Task list ::
(1) In the Firefox 3.1 alpha text, rewrite the passage that begins at the words "Mozilla Releases Firefox" and stops after "faster than Chrome.", replacing "Chrome" with "Safari".
(2) Answer these from the Firefox 3.1 alpha text:
(a) What codename does the second alpha build for Firefox 3.1 carry?
(b) Whose benchmarks does the ComputerWorld story describe?
(c) Which button has the commenter hit at least twice on the upgrade dialog?

Exercise passage ::
====

Mozilla Releases Firefox 3.1 Alpha 2
daria42 writes with news that Mozilla has released the second alpha build for Firefox 3.1, codenamed "Shiretoko." The new build includes "support for the HTML 5 <video> element" and the ability to "drag and drop tabs between browser windows." ComputerWorld is running a related story about benchmarks shown by Mozilla's Brendan Eich which indicate that Firefox 3.1 will run Javascript faster than Chrome.
I see. Is that why I was yet again presented with a dialog tonight inviting me to "Upgrade to Firefox 3!" even though I've hit the Never button on that same dialog at least twice on this machine over the past few weeks?
If you give me an upgrade option that says "Never," and I choose that option, my expectation is that I will no longer get random dialogs offering the upgrade. Ever. That's sort of the reason I keep clicking "Never" instead of "Later," but Firefox doesn't seem to care.

====

Extracted records ::
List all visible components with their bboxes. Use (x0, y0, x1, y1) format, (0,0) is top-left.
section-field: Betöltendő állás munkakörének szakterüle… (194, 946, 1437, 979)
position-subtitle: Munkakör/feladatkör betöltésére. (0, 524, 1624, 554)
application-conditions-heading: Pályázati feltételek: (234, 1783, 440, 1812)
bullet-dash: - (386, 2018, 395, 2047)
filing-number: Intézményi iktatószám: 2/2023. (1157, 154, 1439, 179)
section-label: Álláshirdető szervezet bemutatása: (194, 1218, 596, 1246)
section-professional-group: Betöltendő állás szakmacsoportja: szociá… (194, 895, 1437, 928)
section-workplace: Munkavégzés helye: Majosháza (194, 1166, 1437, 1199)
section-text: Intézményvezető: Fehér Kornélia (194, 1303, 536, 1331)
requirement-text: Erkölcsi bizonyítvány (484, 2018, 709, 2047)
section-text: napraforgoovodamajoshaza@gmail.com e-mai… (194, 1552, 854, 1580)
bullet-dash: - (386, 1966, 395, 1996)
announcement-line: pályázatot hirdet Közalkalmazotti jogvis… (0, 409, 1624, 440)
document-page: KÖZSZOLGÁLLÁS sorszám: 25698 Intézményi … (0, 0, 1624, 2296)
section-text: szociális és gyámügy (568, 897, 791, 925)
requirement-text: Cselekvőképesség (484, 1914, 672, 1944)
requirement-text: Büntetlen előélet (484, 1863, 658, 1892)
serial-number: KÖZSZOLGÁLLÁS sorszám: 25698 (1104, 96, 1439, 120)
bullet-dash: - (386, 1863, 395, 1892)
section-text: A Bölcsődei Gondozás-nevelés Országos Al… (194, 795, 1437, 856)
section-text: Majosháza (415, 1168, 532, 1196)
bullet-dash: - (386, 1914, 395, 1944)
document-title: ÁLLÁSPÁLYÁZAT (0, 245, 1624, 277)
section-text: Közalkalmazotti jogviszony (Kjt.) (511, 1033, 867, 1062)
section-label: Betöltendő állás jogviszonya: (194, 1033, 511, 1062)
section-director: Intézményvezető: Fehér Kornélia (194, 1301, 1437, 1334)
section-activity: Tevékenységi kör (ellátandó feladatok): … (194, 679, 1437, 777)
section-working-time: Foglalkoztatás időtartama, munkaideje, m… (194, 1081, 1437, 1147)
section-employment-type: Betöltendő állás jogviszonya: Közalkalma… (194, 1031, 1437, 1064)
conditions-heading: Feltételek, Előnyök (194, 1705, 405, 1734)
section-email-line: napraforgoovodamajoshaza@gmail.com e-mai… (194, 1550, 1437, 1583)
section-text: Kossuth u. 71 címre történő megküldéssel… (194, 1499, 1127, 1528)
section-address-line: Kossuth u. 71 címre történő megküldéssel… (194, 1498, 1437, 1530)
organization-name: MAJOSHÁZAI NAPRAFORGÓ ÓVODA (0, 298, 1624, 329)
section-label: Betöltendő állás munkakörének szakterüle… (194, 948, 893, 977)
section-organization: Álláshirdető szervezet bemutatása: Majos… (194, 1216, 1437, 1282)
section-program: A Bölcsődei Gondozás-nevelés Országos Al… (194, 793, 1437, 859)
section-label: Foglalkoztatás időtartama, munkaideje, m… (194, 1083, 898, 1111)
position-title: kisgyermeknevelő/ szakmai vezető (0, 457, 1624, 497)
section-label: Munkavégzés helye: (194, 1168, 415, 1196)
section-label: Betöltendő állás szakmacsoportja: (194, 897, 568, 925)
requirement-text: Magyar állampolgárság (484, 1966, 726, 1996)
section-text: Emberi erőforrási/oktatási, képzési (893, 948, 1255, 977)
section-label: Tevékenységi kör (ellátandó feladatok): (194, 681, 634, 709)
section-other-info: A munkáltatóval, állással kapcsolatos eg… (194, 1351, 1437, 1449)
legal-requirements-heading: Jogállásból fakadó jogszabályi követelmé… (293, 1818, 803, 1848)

====

Answers ::
(1)
Mozilla Releases Firefox 3.1 Alpha 2
daria42 writes with news that Mozilla has released the second alpha build for Firefox 3.1, codenamed "Shiretoko." The new build includes "support for the HTML 5 <video> element" and the ability to "drag and drop tabs between browser windows." ComputerWorld is running a related story about benchmarks shown by Mozilla's Brendan Eich which indicate that Firefox 3.1 will run Javascript faster than Safari.

(2)
(a) "Shiretoko."
(b) Mozilla's Brendan Eich.
(c) The Never button.